-- DIRECTIONS FOR THIS TASK --
Reproduce the following material exactly, including every line.

-- STORED ROWS --
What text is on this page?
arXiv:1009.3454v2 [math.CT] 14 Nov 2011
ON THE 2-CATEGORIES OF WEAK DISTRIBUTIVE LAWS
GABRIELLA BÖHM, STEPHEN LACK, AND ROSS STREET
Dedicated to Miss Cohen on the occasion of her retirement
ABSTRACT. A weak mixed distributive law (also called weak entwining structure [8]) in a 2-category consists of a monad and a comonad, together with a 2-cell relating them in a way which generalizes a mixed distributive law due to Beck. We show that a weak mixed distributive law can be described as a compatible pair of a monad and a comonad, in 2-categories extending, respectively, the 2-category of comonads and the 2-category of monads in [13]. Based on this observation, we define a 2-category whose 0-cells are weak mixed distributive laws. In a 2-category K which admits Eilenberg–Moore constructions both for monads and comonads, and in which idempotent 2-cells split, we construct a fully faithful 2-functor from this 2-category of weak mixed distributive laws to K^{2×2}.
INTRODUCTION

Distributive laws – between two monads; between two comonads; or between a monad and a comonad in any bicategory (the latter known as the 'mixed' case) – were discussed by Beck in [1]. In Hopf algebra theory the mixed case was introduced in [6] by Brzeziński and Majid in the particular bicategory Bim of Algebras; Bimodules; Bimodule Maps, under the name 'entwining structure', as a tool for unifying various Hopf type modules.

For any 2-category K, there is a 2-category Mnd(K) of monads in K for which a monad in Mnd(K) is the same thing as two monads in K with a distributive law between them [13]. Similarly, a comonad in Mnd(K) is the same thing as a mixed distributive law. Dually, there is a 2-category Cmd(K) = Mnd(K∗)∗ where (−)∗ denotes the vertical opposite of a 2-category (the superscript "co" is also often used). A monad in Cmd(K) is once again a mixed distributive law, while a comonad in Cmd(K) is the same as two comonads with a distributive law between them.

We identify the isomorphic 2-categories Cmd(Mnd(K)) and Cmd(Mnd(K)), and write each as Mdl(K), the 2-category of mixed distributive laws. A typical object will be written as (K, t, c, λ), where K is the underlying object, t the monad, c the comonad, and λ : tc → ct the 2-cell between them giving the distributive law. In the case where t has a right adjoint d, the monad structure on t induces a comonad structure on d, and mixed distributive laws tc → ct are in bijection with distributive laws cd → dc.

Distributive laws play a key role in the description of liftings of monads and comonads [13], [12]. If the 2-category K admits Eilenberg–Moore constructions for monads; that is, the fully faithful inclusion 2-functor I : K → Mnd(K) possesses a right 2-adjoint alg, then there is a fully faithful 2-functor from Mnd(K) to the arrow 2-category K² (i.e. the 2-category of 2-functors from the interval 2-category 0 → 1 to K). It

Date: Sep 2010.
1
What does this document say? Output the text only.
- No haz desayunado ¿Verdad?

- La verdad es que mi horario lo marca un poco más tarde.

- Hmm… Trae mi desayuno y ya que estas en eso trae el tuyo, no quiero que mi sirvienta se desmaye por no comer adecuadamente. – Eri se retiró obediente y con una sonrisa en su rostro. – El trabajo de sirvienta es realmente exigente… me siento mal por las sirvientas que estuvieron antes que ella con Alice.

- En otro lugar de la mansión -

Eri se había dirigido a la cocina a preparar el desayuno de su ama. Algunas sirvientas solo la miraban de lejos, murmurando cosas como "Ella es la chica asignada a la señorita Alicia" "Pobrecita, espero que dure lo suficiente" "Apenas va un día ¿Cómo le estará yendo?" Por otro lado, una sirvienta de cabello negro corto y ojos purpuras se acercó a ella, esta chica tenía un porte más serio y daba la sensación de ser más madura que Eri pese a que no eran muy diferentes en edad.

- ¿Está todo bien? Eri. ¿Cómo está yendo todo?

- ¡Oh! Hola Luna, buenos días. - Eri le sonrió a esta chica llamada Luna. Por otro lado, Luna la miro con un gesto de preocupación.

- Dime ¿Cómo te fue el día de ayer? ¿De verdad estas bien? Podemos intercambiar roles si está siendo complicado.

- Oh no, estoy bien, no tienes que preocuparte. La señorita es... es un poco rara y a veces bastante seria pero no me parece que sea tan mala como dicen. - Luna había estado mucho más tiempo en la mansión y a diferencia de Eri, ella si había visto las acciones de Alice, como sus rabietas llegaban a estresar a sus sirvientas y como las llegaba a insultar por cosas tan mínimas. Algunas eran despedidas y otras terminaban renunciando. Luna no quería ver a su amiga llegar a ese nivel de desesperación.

-- SOLUTION TO THE EXERCISE --
What text is on this page?
arXiv:1009.3454v2 [math.CT] 14 Nov 2011
ON THE 2-CATEGORIES OF WEAK DISTRIBUTIVE LAWS
GABRIELLA BÖHM, STEPHEN LACK, AND ROSS STREET
Dedicated to Miss Cohen on the occasion of her retirement
ABSTRACT. A weak mixed distributive law (also called weak entwining structure [8]) in a 2-category consists of a monad and a comonad, together with a 2-cell relating them in a way which generalizes a mixed distributive law due to Beck. We show that a weak mixed distributive law can be described as a compatible pair of a monad and a comonad, in 2-categories extending, respectively, the 2-category of comonads and the 2-category of monads in [13]. Based on this observation, we define a 2-category whose 0-cells are weak mixed distributive laws. In a 2-category K which admits Eilenberg–Moore constructions both for monads and comonads, and in which idempotent 2-cells split, we construct a fully faithful 2-functor from this 2-category of weak mixed distributive laws to K^{2×2}.
INTRODUCTION

Distributive laws – between two monads; between two comonads; or between a monad and a comonad in any bicategory (the latter known as the 'mixed' case) – were discussed by Beck in [1]. In Hopf algebra theory the mixed case was introduced in [6] by Brzeziński and Majid in the particular bicategory Bim of Algebras; Bimodules; Bimodule Maps, under the name 'entwining structure', as a tool for unifying various Hopf type modules.

For any 2-category K, there is a 2-category Mnd(K) of monads in K for which a monad in Mnd(K) is the same thing as two monads in K with a distributive law between them [13]. Similarly, a comonad in Mnd(K) is the same thing as a mixed distributive law. Dually, there is a 2-category Cmd(K) = Mnd(K∗)∗ where (−)∗ denotes the vertical opposite of a 2-category (the superscript "co" is also often used). A monad in Cmd(K) is once again a mixed distributive law, while a comonad in Cmd(K) is the same as two comonads with a distributive law between them.

We identify the isomorphic 2-categories Cmd(Mnd(K)) and Cmd(Mnd(K)), and write each as Mdl(K), the 2-category of mixed distributive laws. A typical object will be written as (K, t, c, λ), where K is the underlying object, t the monad, c the comonad, and λ : tc → ct the 2-cell between them giving the distributive law. In the case where t has a right adjoint d, the monad structure on t induces a comonad structure on d, and mixed distributive laws tc → ct are in bijection with distributive laws cd → dc.

Distributive laws play a key role in the description of liftings of monads and comonads [13], [12]. If the 2-category K admits Eilenberg–Moore constructions for monads; that is, the fully faithful inclusion 2-functor I : K → Mnd(K) possesses a right 2-adjoint alg, then there is a fully faithful 2-functor from Mnd(K) to the arrow 2-category K² (i.e. the 2-category of 2-functors from the interval 2-category 0 → 1 to K). It

Date: Sep 2010.
1
What does this document say? Output the text only.
- No haz desayunado ¿Verdad?

- La verdad es que mi horario lo marca un poco más tarde.

- Hmm… Trae mi desayuno y ya que estas en eso trae el tuyo, no quiero que mi sirvienta se desmaye por no comer adecuadamente. – Eri se retiró obediente y con una sonrisa en su rostro. – El trabajo de sirvienta es realmente exigente… me siento mal por las sirvientas que estuvieron antes que ella con Alice.

- En otro lugar de la mansión -

Eri se había dirigido a la cocina a preparar el desayuno de su ama. Algunas sirvientas solo la miraban de lejos, murmurando cosas como "Ella es la chica asignada a la señorita Alicia" "Pobrecita, espero que dure lo suficiente" "Apenas va un día ¿Cómo le estará yendo?" Por otro lado, una sirvienta de cabello negro corto y ojos purpuras se acercó a ella, esta chica tenía un porte más serio y daba la sensación de ser más madura que Eri pese a que no eran muy diferentes en edad.

- ¿Está todo bien? Eri. ¿Cómo está yendo todo?

- ¡Oh! Hola Luna, buenos días. - Eri le sonrió a esta chica llamada Luna. Por otro lado, Luna la miro con un gesto de preocupación.

- Dime ¿Cómo te fue el día de ayer? ¿De verdad estas bien? Podemos intercambiar roles si está siendo complicado.

- Oh no, estoy bien, no tienes que preocuparte. La señorita es... es un poco rara y a veces bastante seria pero no me parece que sea tan mala como dicen. - Luna había estado mucho más tiempo en la mansión y a diferencia de Eri, ella si había visto las acciones de Alice, como sus rabietas llegaban a estresar a sus sirvientas y como las llegaba a insultar por cosas tan mínimas. Algunas eran despedidas y otras terminaban renunciando. Luna no quería ver a su amiga llegar a ese nivel de desesperación.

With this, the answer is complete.